### Records provided
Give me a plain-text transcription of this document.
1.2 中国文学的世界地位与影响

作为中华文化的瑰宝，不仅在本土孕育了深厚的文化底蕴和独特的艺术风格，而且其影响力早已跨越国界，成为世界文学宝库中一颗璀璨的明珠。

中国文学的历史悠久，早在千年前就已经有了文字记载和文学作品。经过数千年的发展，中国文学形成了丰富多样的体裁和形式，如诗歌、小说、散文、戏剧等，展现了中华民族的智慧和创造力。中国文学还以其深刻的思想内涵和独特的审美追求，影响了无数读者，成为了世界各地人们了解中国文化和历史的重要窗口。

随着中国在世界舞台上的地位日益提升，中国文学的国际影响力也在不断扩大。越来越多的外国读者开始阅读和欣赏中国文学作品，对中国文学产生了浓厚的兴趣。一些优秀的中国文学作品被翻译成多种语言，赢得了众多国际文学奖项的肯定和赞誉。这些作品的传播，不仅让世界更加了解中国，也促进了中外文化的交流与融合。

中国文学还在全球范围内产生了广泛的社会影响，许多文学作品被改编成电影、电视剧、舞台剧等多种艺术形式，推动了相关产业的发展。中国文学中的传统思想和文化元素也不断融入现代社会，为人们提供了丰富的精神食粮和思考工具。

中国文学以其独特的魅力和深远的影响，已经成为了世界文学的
######
* Challenge:
Take the listing above and write it out again exactly.

* Output for this exercise:
Give me a plain-text transcription of this document.
1.2 中国文学的世界地位与影响

作为中华文化的瑰宝，不仅在本土孕育了深厚的文化底蕴和独特的艺术风格，而且其影响力早已跨越国界，成为世界文学宝库中一颗璀璨的明珠。

中国文学的历史悠久，早在千年前就已经有了文字记载和文学作品。经过数千年的发展，中国文学形成了丰富多样的体裁和形式，如诗歌、小说、散文、戏剧等，展现了中华民族的智慧和创造力。中国文学还以其深刻的思想内涵和独特的审美追求，影响了无数读者，成为了世界各地人们了解中国文化和历史的重要窗口。

随着中国在世界舞台上的地位日益提升，中国文学的国际影响力也在不断扩大。越来越多的外国读者开始阅读和欣赏中国文学作品，对中国文学产生了浓厚的兴趣。一些优秀的中国文学作品被翻译成多种语言，赢得了众多国际文学奖项的肯定和赞誉。这些作品的传播，不仅让世界更加了解中国，也促进了中外文化的交流与融合。

中国文学还在全球范围内产生了广泛的社会影响，许多文学作品被改编成电影、电视剧、舞台剧等多种艺术形式，推动了相关产业的发展。中国文学中的传统思想和文化元素也不断融入现代社会，为人们提供了丰富的精神食粮和思考工具。

中国文学以其独特的魅力和深远的影响，已经成为了世界文学的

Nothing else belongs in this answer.